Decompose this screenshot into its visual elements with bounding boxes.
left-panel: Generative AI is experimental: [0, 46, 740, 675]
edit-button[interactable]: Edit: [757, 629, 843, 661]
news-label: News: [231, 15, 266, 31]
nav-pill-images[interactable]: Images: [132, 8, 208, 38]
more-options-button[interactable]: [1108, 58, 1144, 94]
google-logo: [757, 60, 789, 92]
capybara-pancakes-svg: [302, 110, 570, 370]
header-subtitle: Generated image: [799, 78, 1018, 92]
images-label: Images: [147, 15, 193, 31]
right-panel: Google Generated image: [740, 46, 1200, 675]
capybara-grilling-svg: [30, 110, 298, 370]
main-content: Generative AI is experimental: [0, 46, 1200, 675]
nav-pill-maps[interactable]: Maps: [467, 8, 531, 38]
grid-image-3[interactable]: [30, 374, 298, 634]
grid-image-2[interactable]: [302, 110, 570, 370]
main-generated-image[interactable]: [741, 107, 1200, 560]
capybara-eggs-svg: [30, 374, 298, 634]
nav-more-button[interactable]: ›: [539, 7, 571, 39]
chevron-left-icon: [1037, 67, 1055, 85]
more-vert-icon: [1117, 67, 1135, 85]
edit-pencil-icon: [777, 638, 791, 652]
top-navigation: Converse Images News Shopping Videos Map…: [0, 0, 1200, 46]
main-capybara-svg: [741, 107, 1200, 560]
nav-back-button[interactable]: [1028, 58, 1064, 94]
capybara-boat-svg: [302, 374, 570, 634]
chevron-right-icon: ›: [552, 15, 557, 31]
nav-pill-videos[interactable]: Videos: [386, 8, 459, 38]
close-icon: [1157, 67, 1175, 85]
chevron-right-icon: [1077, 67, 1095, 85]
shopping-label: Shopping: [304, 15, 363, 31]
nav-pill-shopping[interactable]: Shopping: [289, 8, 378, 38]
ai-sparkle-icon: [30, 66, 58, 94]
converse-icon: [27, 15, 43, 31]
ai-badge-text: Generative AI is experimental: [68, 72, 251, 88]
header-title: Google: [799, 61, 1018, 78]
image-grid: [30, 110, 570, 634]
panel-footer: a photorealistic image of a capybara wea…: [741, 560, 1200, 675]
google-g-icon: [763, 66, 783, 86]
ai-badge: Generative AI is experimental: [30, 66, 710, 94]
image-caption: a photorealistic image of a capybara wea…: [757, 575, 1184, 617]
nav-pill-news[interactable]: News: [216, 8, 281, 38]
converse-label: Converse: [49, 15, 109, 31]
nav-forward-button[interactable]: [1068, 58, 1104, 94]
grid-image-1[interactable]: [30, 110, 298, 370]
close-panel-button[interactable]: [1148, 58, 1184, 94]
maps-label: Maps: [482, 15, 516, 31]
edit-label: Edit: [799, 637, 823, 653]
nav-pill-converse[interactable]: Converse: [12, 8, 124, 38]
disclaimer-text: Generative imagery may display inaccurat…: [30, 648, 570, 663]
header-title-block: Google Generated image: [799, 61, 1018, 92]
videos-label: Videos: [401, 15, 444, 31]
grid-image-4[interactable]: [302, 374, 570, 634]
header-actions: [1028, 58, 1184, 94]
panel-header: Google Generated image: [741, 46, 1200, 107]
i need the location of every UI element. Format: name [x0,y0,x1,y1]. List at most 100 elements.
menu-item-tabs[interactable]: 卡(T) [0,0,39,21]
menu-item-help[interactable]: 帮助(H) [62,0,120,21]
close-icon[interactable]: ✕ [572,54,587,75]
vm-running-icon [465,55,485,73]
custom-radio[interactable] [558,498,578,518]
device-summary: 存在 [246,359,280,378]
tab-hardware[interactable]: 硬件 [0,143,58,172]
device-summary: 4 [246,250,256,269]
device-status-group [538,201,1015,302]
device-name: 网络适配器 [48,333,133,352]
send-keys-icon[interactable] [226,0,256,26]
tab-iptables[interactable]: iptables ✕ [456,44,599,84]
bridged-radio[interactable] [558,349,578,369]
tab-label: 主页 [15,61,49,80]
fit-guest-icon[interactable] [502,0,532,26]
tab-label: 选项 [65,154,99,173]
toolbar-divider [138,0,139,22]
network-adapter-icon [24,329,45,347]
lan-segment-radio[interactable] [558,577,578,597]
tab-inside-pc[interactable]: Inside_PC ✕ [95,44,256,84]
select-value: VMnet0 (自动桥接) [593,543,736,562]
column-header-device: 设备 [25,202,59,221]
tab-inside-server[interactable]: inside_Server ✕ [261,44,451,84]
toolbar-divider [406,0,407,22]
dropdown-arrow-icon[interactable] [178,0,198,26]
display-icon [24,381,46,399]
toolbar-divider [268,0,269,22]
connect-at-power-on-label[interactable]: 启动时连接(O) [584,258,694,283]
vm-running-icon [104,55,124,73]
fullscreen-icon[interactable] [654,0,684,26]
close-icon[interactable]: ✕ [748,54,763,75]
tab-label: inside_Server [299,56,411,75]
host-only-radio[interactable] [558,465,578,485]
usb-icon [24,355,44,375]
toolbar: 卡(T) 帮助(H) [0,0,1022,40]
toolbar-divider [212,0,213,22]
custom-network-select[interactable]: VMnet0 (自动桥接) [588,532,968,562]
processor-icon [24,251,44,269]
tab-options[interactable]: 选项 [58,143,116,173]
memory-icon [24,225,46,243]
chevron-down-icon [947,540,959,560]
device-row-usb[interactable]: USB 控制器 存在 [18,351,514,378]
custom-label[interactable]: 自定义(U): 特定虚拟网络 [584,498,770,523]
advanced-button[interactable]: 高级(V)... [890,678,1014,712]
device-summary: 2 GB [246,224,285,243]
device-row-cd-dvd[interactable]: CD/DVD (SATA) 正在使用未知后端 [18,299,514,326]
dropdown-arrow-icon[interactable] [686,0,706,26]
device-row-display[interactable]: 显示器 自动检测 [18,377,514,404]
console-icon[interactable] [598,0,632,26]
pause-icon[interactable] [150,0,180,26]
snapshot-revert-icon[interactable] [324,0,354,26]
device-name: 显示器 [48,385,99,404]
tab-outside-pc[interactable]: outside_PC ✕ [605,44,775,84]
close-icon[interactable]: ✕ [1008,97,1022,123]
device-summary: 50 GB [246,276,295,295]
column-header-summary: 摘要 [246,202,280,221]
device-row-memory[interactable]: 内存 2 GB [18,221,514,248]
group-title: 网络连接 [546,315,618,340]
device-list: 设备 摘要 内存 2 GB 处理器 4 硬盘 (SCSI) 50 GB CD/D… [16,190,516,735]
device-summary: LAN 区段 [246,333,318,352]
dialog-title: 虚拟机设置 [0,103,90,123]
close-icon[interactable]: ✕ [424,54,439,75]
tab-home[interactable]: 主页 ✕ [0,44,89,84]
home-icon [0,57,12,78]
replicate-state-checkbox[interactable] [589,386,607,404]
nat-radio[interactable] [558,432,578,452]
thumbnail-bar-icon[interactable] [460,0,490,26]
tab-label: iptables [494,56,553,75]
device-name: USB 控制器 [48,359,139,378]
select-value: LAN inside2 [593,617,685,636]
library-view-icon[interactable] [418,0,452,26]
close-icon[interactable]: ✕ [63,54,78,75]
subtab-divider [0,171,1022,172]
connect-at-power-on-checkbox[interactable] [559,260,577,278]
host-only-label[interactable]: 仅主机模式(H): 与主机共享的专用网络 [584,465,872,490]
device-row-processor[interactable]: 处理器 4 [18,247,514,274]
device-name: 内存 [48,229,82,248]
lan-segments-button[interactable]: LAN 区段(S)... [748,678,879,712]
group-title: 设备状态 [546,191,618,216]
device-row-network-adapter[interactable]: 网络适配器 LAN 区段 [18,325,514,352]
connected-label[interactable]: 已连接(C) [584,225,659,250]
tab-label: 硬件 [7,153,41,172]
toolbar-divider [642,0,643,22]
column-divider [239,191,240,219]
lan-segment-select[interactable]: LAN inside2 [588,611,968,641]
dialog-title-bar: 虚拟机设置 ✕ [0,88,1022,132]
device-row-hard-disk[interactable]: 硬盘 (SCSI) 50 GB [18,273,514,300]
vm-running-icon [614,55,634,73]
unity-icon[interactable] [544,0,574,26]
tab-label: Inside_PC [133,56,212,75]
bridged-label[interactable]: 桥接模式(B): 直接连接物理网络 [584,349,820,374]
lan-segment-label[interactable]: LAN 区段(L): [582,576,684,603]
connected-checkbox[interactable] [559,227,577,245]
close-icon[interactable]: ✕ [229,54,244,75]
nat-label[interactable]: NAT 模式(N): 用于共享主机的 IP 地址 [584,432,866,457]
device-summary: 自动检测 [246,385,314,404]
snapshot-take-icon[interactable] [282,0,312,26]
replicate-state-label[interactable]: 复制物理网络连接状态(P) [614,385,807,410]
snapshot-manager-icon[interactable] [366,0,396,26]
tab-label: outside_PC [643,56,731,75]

━━━━━━━━

**Problem details:** Reproduce without alteration the part of the items above that opens with their first line and closes with the line containing "capybara-pancakes-svg: [302, 110, 570, 370]", including both of these lines.

**Solution to this problem:**
Decompose this screenshot into its visual elements with bounding boxes.
left-panel: Generative AI is experimental: [0, 46, 740, 675]
edit-button[interactable]: Edit: [757, 629, 843, 661]
news-label: News: [231, 15, 266, 31]
nav-pill-images[interactable]: Images: [132, 8, 208, 38]
more-options-button[interactable]: [1108, 58, 1144, 94]
google-logo: [757, 60, 789, 92]
capybara-pancakes-svg: [302, 110, 570, 370]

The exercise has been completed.